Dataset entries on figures
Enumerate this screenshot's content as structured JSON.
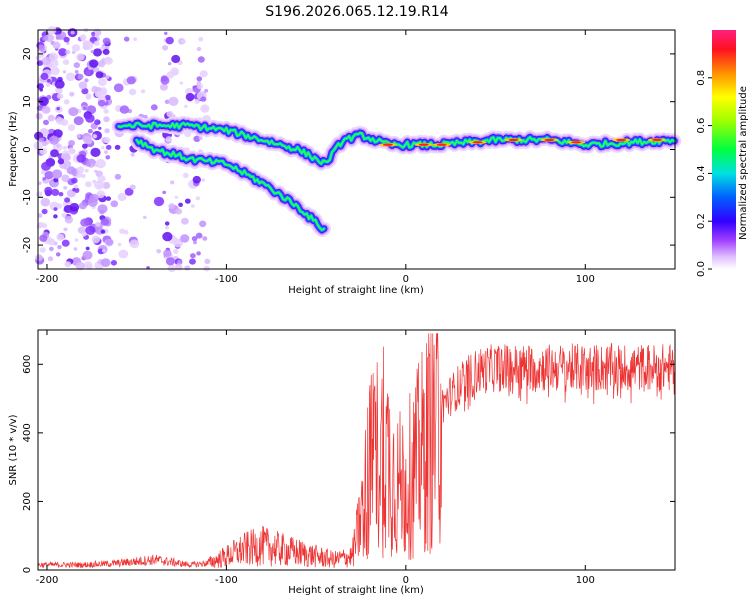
{
  "title": "S196.2026.065.12.19.R14",
  "chart_data": [
    {
      "type": "heatmap",
      "xlabel": "Height of straight line (km)",
      "ylabel": "Frequency (Hz)",
      "xlim": [
        -205,
        150
      ],
      "ylim": [
        -25,
        25
      ],
      "xticks": [
        -200,
        -100,
        0,
        100
      ],
      "yticks": [
        -20,
        -10,
        0,
        10,
        20
      ],
      "colorbar": {
        "label": "Normalized spectral amplitude",
        "range": [
          0,
          1
        ],
        "ticks": [
          "0.0",
          "0.2",
          "0.4",
          "0.6",
          "0.8"
        ]
      },
      "ridges": [
        {
          "name": "upper branch",
          "x": [
            -160,
            -140,
            -120,
            -100,
            -80,
            -60,
            -45,
            -35,
            -25,
            -10,
            0,
            20,
            50,
            80,
            100,
            150
          ],
          "y": [
            5,
            5,
            5,
            4,
            2,
            0,
            -3,
            2,
            3,
            1,
            1,
            1,
            2,
            2,
            1,
            2
          ]
        },
        {
          "name": "lower branch",
          "x": [
            -150,
            -140,
            -120,
            -100,
            -80,
            -60,
            -45
          ],
          "y": [
            2,
            0,
            -2,
            -3,
            -7,
            -12,
            -17
          ]
        }
      ]
    },
    {
      "type": "line",
      "xlabel": "Height of straight line (km)",
      "ylabel": "SNR (10 * v/v)",
      "xlim": [
        -205,
        150
      ],
      "ylim": [
        0,
        700
      ],
      "xticks": [
        -200,
        -100,
        0,
        100
      ],
      "yticks": [
        0,
        200,
        400,
        600
      ],
      "series": [
        {
          "name": "SNR",
          "color": "#ee3333",
          "x": [
            -205,
            -180,
            -160,
            -140,
            -120,
            -110,
            -100,
            -90,
            -80,
            -70,
            -60,
            -50,
            -40,
            -30,
            -25,
            -20,
            -15,
            -10,
            -5,
            0,
            5,
            10,
            15,
            20,
            30,
            40,
            50,
            60,
            80,
            100,
            120,
            150
          ],
          "y": [
            15,
            15,
            20,
            30,
            15,
            20,
            40,
            60,
            70,
            60,
            50,
            40,
            30,
            40,
            150,
            300,
            350,
            330,
            250,
            250,
            300,
            350,
            420,
            480,
            540,
            580,
            590,
            590,
            590,
            590,
            590,
            590
          ]
        }
      ]
    }
  ]
}
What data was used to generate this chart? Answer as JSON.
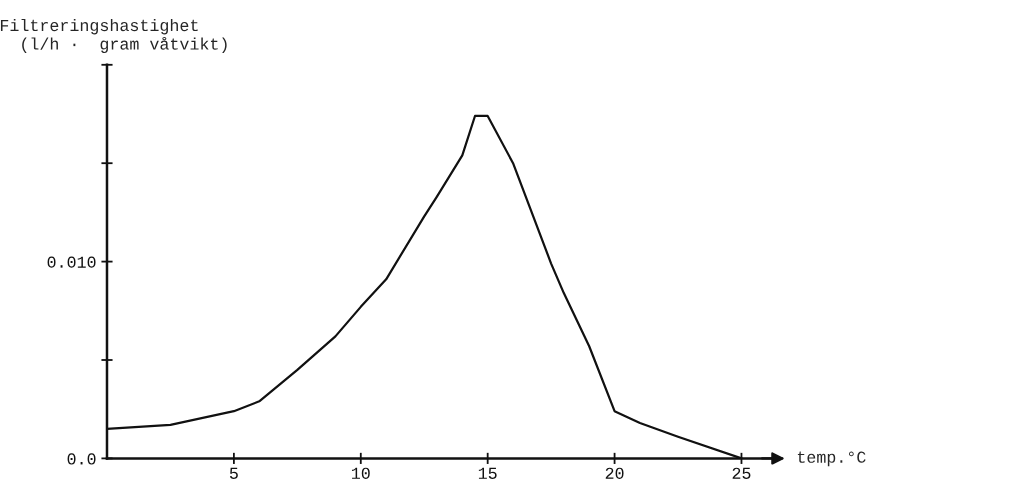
{
  "chart_data": {
    "type": "line",
    "ylabel": "Filtreringshastighet\n  (l/h ·  gram våtvikt)",
    "xlabel": "temp.°C",
    "x": [
      0,
      2.5,
      5,
      6,
      7.5,
      9,
      10,
      11,
      12.5,
      13,
      14,
      14.5,
      15,
      16,
      17.5,
      18,
      19,
      20,
      21,
      22.5,
      25
    ],
    "series": [
      {
        "color": "#111111",
        "values": [
          0.0015,
          0.0017,
          0.0024,
          0.0029,
          0.0045,
          0.0062,
          0.0077,
          0.0091,
          0.0123,
          0.0133,
          0.0154,
          0.0174,
          0.0174,
          0.015,
          0.0099,
          0.0084,
          0.0057,
          0.0024,
          0.0018,
          0.0011,
          0.0
        ]
      }
    ],
    "xlim": [
      0,
      26.5
    ],
    "ylim": [
      0,
      0.02
    ],
    "xticks": [
      5,
      10,
      15,
      20,
      25
    ],
    "yticks": [
      {
        "value": 0,
        "label": "0.0"
      },
      {
        "value": 0.005,
        "label": null
      },
      {
        "value": 0.01,
        "label": "0.010"
      },
      {
        "value": 0.015,
        "label": null
      },
      {
        "value": 0.02,
        "label": null
      }
    ],
    "grid": false,
    "marker": "none",
    "line_style": "solid"
  }
}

● CHALLENGE
Write out the full listing verbatim, excluding its pictures.

● FULL RESPONSE
Enumerate this screenshot's content as structured JSON.
{
  "title": "S196.2026.065.12.19.R14",
  "chart_data": [
    {
      "type": "heatmap",
      "xlabel": "Height of straight line (km)",
      "ylabel": "Frequency (Hz)",
      "xlim": [
        -205,
        150
      ],
      "ylim": [
        -25,
        25
      ],
      "xticks": [
        -200,
        -100,
        0,
        100
      ],
      "yticks": [
        -20,
        -10,
        0,
        10,
        20
      ],
      "colorbar": {
        "label": "Normalized spectral amplitude",
        "range": [
          0,
          1
        ],
        "ticks": [
          "0.0",
          "0.2",
          "0.4",
          "0.6",
          "0.8"
        ]
      },
      "ridges": [
        {
          "name": "upper branch",
          "x": [
            -160,
            -140,
            -120,
            -100,
            -80,
            -60,
            -45,
            -35,
            -25,
            -10,
            0,
            20,
            50,
            80,
            100,
            150
          ],
          "y": [
            5,
            5,
            5,
            4,
            2,
            0,
            -3,
            2,
            3,
            1,
            1,
            1,
            2,
            2,
            1,
            2
          ]
        },
        {
          "name": "lower branch",
          "x": [
            -150,
            -140,
            -120,
            -100,
            -80,
            -60,
            -45
          ],
          "y": [
            2,
            0,
            -2,
            -3,
            -7,
            -12,
            -17
          ]
        }
      ]
    },
    {
      "type": "line",
      "xlabel": "Height of straight line (km)",
      "ylabel": "SNR (10 * v/v)",
      "xlim": [
        -205,
        150
      ],
      "ylim": [
        0,
        700
      ],
      "xticks": [
        -200,
        -100,
        0,
        100
      ],
      "yticks": [
        0,
        200,
        400,
        600
      ],
      "series": [
        {
          "name": "SNR",
          "color": "#ee3333",
          "x": [
            -205,
            -180,
            -160,
            -140,
            -120,
            -110,
            -100,
            -90,
            -80,
            -70,
            -60,
            -50,
            -40,
            -30,
            -25,
            -20,
            -15,
            -10,
            -5,
            0,
            5,
            10,
            15,
            20,
            30,
            40,
            50,
            60,
            80,
            100,
            120,
            150
          ],
          "y": [
            15,
            15,
            20,
            30,
            15,
            20,
            40,
            60,
            70,
            60,
            50,
            40,
            30,
            40,
            150,
            300,
            350,
            330,
            250,
            250,
            300,
            350,
            420,
            480,
            540,
            580,
            590,
            590,
            590,
            590,
            590,
            590
          ]
        }
      ]
    }
  ]
}
What data was used to generate this chart? Answer as JSON.
{
  "chart_data": {
    "type": "line",
    "ylabel": "Filtreringshastighet\n  (l/h ·  gram våtvikt)",
    "xlabel": "temp.°C",
    "x": [
      0,
      2.5,
      5,
      6,
      7.5,
      9,
      10,
      11,
      12.5,
      13,
      14,
      14.5,
      15,
      16,
      17.5,
      18,
      19,
      20,
      21,
      22.5,
      25
    ],
    "series": [
      {
        "color": "#111111",
        "values": [
          0.0015,
          0.0017,
          0.0024,
          0.0029,
          0.0045,
          0.0062,
          0.0077,
          0.0091,
          0.0123,
          0.0133,
          0.0154,
          0.0174,
          0.0174,
          0.015,
          0.0099,
          0.0084,
          0.0057,
          0.0024,
          0.0018,
          0.0011,
          0.0
        ]
      }
    ],
    "xlim": [
      0,
      26.5
    ],
    "ylim": [
      0,
      0.02
    ],
    "xticks": [
      5,
      10,
      15,
      20,
      25
    ],
    "yticks": [
      {
        "value": 0,
        "label": "0.0"
      },
      {
        "value": 0.005,
        "label": null
      },
      {
        "value": 0.01,
        "label": "0.010"
      },
      {
        "value": 0.015,
        "label": null
      },
      {
        "value": 0.02,
        "label": null
      }
    ],
    "grid": false,
    "marker": "none",
    "line_style": "solid"
  }
}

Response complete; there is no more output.